• Exercise brief: Return the lines beginning at the one that contains "Extract all readable text from this page." and running to the end of the records, exactly and with nothing else. Omit pictures.
### Input rows ###
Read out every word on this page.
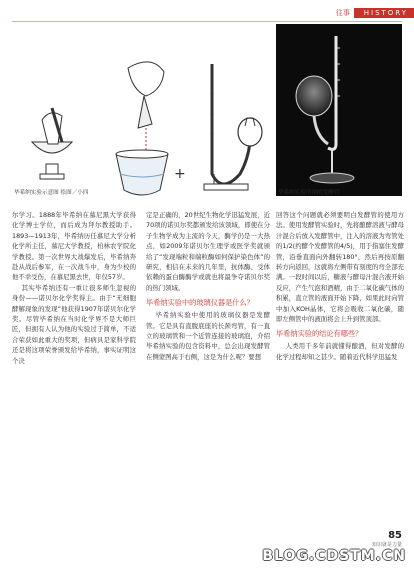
往事	HISTORY
+
毕希纳实验示意图 绘图／小四	毕希纳实验所用的发酵管

尔学习。1888年毕希纳在慕尼黑大学获得化学博士学位，而后成为拜尔教授助手。1893—1913年，毕希纳历任慕尼大学分析化学所主任，慕尼大学教授，柏林农学院化学教授。第一次世界大战爆发后，毕希纳奔赴从战后参军，在一次战斗中，身为少校的他不幸受伤，在慕尼黑去世，年仅57岁。

其实毕希纳还有一重让很多师生忽视的身份——诺贝尔化学奖得主。由于“无细胞酵解现象的发现”他获得1907年诺贝尔化学奖。尽管毕希纳在当时化学界不是大师巨匠，但拥有人认为他的实验过于简单，不适合荣获如此重大的奖项，但病具是家科学院还是将这项荣誉颁发给毕希纳，事实证明这个决

定是正确的，20世纪生物化学迅猛发展，近70项的诺贝尔奖都颁发给该领域，即使在分子生物学成为主流的今天，酶学仍是一大热点，如2009年诺贝尔生理学或医学奖就颁给了“发现端粒和端粒酶如何保护染色体”的研究，相信在未来的几年里，抗体酶、受体依赖的蛋白酶酶学或就也将最争夺诺贝尔奖的热门领域。

毕希纳实验中的玻璃仪器是什么？

毕希纳实验中使用的玻璃仪器是发酵管。它是具有直腹底座的长颈弯管，有一直立的玻璃管和一个近管连接的玻璃泡，介绍毕希纳实验的包含资料中，总会出现发酵管在侧蒙图高于右侧，这是为什么呢？要想

回答这个问题就必须要明白发酵管的使用方法。使用发酵管实验时，先将酿酵溶液与酵母汁混合后放入发酵管中，注入的溶液为弯管处的1/2(约酵个发酵管的4/5)，用于指塞住发酵管，沿垂直面向外翻转180°，然后再按原翻转方向返回，这就将左侧带有刻度的弯全部充满。一段时间以后，糖液与酵母汁混合液开始反应，产生气泡和酒精，由于二氧化碳气体的积累，直立管的液面开始下降，如果此时向管中加入KOH晶体，它将会吸收二氧化碳，随即左侧管中的液面将会上升到管顶部。

毕希纳实验的结论有哪些？

人类用千多年前就懂得酿酒，但对发酵的化学过程却知之甚少。随着近代科学迅猛发

85
知识就是力量
BLOG.CDSTM.CN
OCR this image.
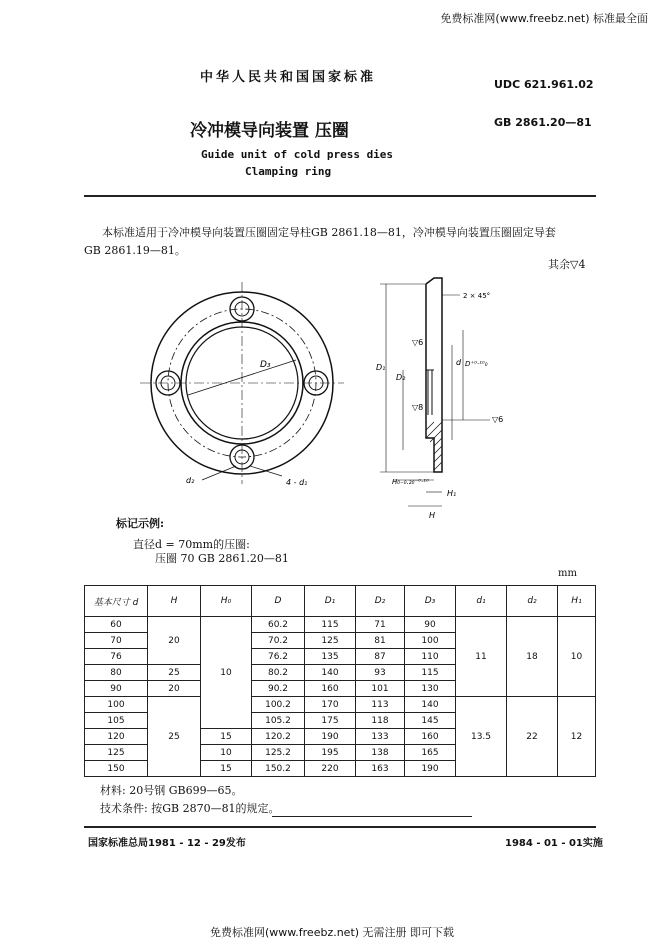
免费标准网(www.freebz.net) 标准最全面
中华人民共和国国家标准	UDC 621.961.02
冷冲模导向装置 压圈	GB 2861.20—81
Guide unit of cold press dies
Clamping ring
本标准适用于冷冲模导向装置压圈固定导柱GB 2861.18—81，冷冲模导向装置压圈固定导套
GB 2861.19—81。
其余▽4
D₃
d₂	4 - d₁
2 × 45°
D₁
D₂
d D⁺⁰·¹⁰₀
▽6
▽8
▽6
H₀₋₀.₂₀⁻⁰·¹⁰
H₁
H
标记示例:
直径d = 70mm的压圈:
压圈 70 GB 2861.20—81
mm
基本尺寸 d	H	H₀	D	D₁	D₂	D₃	d₁	d₂	H₁
60	20		60.2	115	71	90	11	18	10
70			70.2	125	81	100			
76			76.2	135	87	110			
80	25	10	80.2	140	93	115			
90	20		90.2	160	101	130			
100	25		100.2	170	113	140	13.5	22	12
105			105.2	175	118	145			
120		15	120.2	190	133	160			
125		10	125.2	195	138	165			
150		15	150.2	220	163	190			
材料: 20号钢 GB699—65。
技术条件: 按GB 2870—81的规定。
国家标准总局1981 - 12 - 29发布	1984 - 01 - 01实施
免费标准网(www.freebz.net) 无需注册 即可下载
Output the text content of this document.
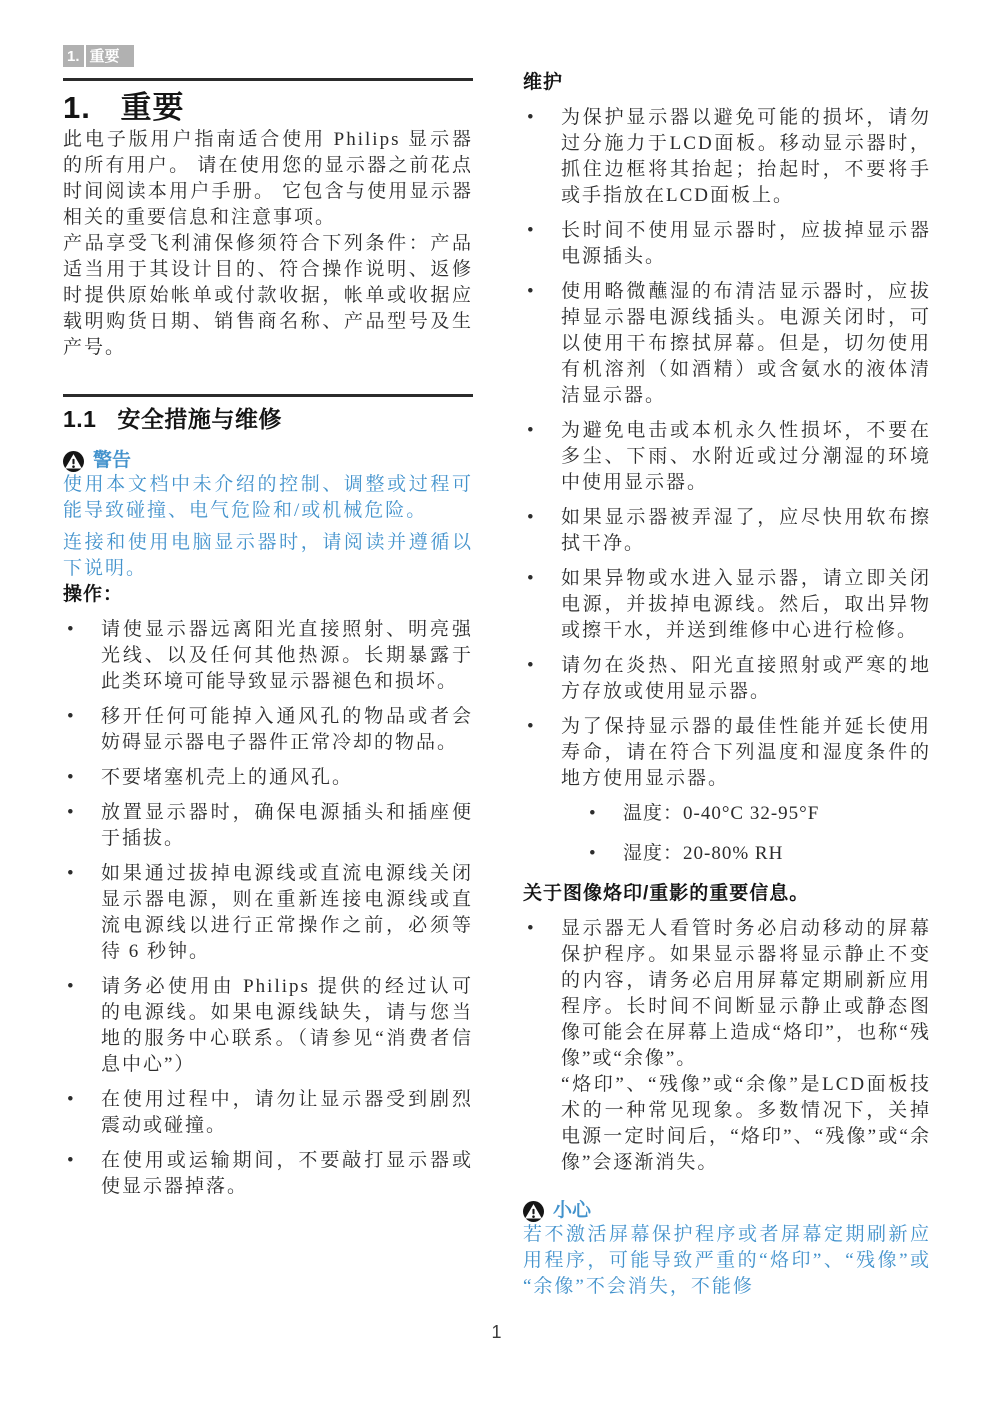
1. 重要
1. 重要

此电子版用户指南适合使用 Philips 显示器的所有用户。 请在使用您的显示器之前花点时间阅读本用户手册。 它包含与使用显示器相关的重要信息和注意事项。

产品享受飞利浦保修须符合下列条件：产品适当用于其设计目的、符合操作说明、返修时提供原始帐单或付款收据，帐单或收据应载明购货日期、销售商名称、产品型号及生产号。

1.1 安全措施与维修
警告

使用本文档中未介绍的控制、调整或过程可能导致碰撞、电气危险和/或机械危险。

连接和使用电脑显示器时，请阅读并遵循以下说明。

操作：
• 请使显示器远离阳光直接照射、明亮强光线、以及任何其他热源。长期暴露于此类环境可能导致显示器褪色和损坏。
• 移开任何可能掉入通风孔的物品或者会妨碍显示器电子器件正常冷却的物品。
• 不要堵塞机壳上的通风孔。
• 放置显示器时，确保电源插头和插座便于插拔。
• 如果通过拔掉电源线或直流电源线关闭显示器电源，则在重新连接电源线或直流电源线以进行正常操作之前，必须等待 6 秒钟。
• 请务必使用由 Philips 提供的经过认可的电源线。如果电源线缺失，请与您当地的服务中心联系。（请参见“消费者信息中心”）
• 在使用过程中，请勿让显示器受到剧烈震动或碰撞。
• 在使用或运输期间，不要敲打显示器或使显示器掉落。
维护
• 为保护显示器以避免可能的损坏，请勿过分施力于LCD面板。移动显示器时，抓住边框将其抬起；抬起时，不要将手或手指放在LCD面板上。
• 长时间不使用显示器时，应拔掉显示器电源插头。
• 使用略微蘸湿的布清洁显示器时，应拔掉显示器电源线插头。电源关闭时，可以使用干布擦拭屏幕。但是，切勿使用有机溶剂（如酒精）或含氨水的液体清洁显示器。
• 为避免电击或本机永久性损坏，不要在多尘、下雨、水附近或过分潮湿的环境中使用显示器。
• 如果显示器被弄湿了，应尽快用软布擦拭干净。
• 如果异物或水进入显示器，请立即关闭电源，并拔掉电源线。然后，取出异物或擦干水，并送到维修中心进行检修。
• 请勿在炎热、阳光直接照射或严寒的地方存放或使用显示器。
• 为了保持显示器的最佳性能并延长使用寿命，请在符合下列温度和湿度条件的地方使用显示器。
• 温度：0-40°C 32-95°F
• 湿度：20-80% RH
关于图像烙印/重影的重要信息。

• 显示器无人看管时务必启动移动的屏幕保护程序。如果显示器将显示静止不变的内容，请务必启用屏幕定期刷新应用程序。长时间不间断显示静止或静态图像可能会在屏幕上造成“烙印”，也称“残像”或“余像”。

“烙印”、“残像”或“余像”是LCD面板技术的一种常见现象。多数情况下，关掉电源一定时间后，“烙印”、“残像”或“余像”会逐渐消失。

小心

若不激活屏幕保护程序或者屏幕定期刷新应用程序，可能导致严重的“烙印”、“残像”或“余像”不会消失，不能修

1
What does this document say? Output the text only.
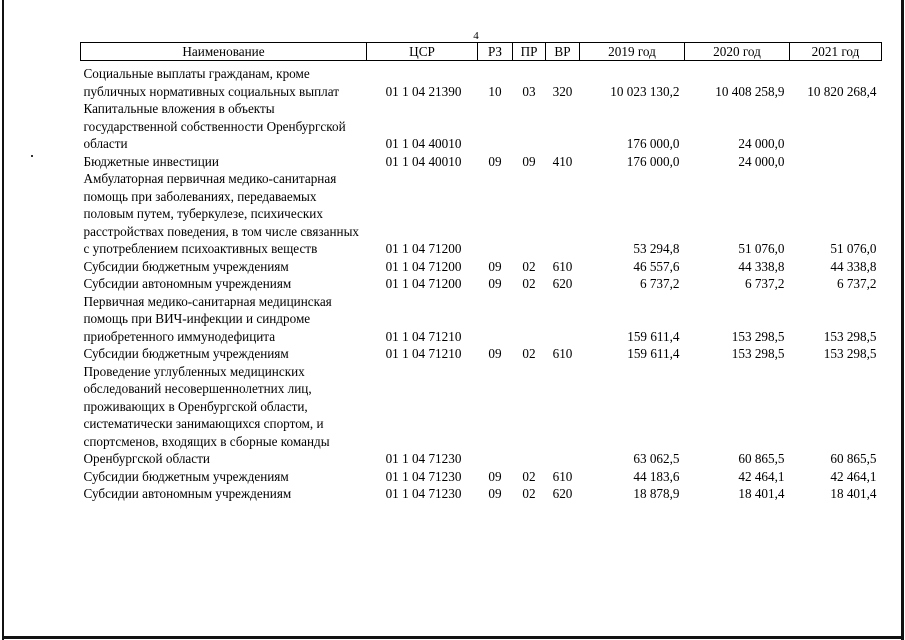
4
Наименование	ЦСР	РЗ	ПР	ВР	2019 год	2020 год	2021 год
Социальные выплаты гражданам, кроме публичных нормативных социальных выплат	01 1 04 21390	10	03	320	10 023 130,2	10 408 258,9	10 820 268,4
Капитальные вложения в объекты государственной собственности Оренбургской области	01 1 04 40010				176 000,0	24 000,0	
Бюджетные инвестиции	01 1 04 40010	09	09	410	176 000,0	24 000,0	
Амбулаторная первичная медико-санитарная помощь при заболеваниях, передаваемых половым путем, туберкулезе, психических расстройствах поведения, в том числе связанных с употреблением психоактивных веществ	01 1 04 71200				53 294,8	51 076,0	51 076,0
Субсидии бюджетным учреждениям	01 1 04 71200	09	02	610	46 557,6	44 338,8	44 338,8
Субсидии автономным учреждениям	01 1 04 71200	09	02	620	6 737,2	6 737,2	6 737,2
Первичная медико-санитарная медицинская помощь при ВИЧ-инфекции и синдроме приобретенного иммунодефицита	01 1 04 71210				159 611,4	153 298,5	153 298,5
Субсидии бюджетным учреждениям	01 1 04 71210	09	02	610	159 611,4	153 298,5	153 298,5
Проведение углубленных медицинских обследований несовершеннолетних лиц, проживающих в Оренбургской области, систематически занимающихся спортом, и спортсменов, входящих в сборные команды Оренбургской области	01 1 04 71230				63 062,5	60 865,5	60 865,5
Субсидии бюджетным учреждениям	01 1 04 71230	09	02	610	44 183,6	42 464,1	42 464,1
Субсидии автономным учреждениям	01 1 04 71230	09	02	620	18 878,9	18 401,4	18 401,4
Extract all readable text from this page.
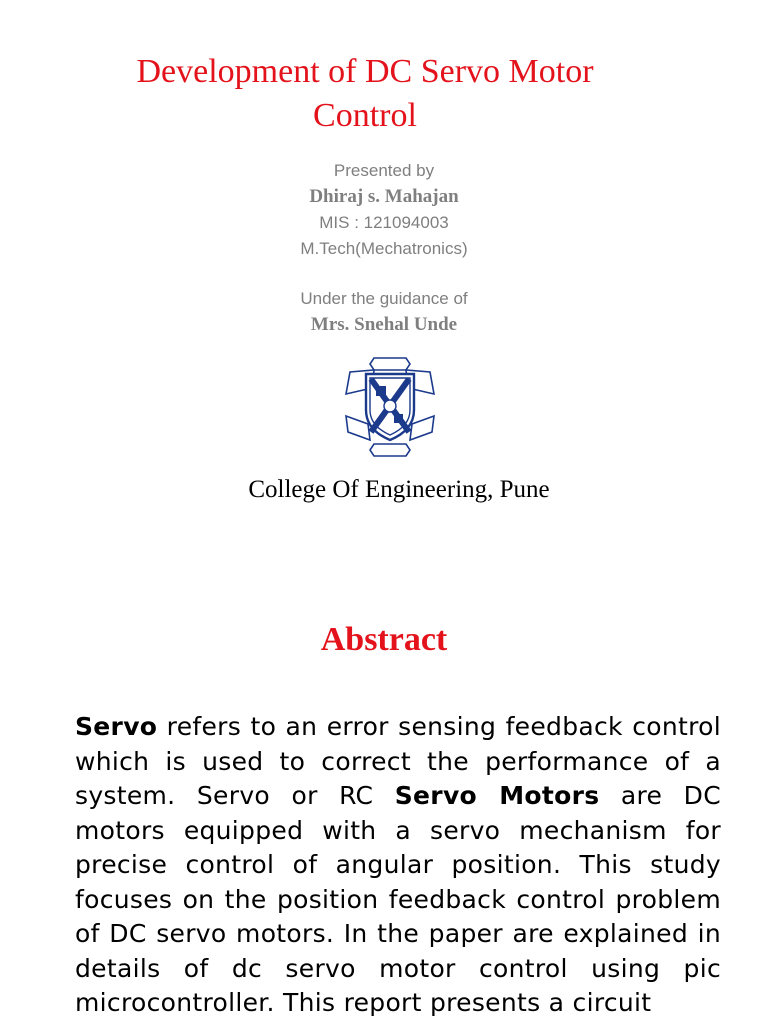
Development of DC Servo Motor
Control
Presented by
Dhiraj s. Mahajan
MIS : 121094003
M.Tech(Mechatronics)
Under the guidance of
Mrs. Snehal Unde
College Of Engineering, Pune
Abstract
Servo refers to an error sensing feedback control which is used to correct the performance of a system. Servo or RC Servo Motors are DC motors equipped with a servo mechanism for precise control of angular position. This study focuses on the position feedback control problem of DC servo motors. In the paper are explained in details of dc servo motor control using pic microcontroller. This report presents a circuit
###
• Answer for the task:
Extract all readable text from this page.
Development of DC Servo Motor
Control
Presented by
Dhiraj s. Mahajan
MIS : 121094003
M.Tech(Mechatronics)
Under the guidance of
Mrs. Snehal Unde
College Of Engineering, Pune
Abstract
Servo refers to an error sensing feedback control which is used to correct the performance of a system. Servo or RC Servo Motors are DC motors equipped with a servo mechanism for precise control of angular position. This study focuses on the position feedback control problem of DC servo motors. In the paper are explained in details of dc servo motor control using pic microcontroller. This report presents a circuit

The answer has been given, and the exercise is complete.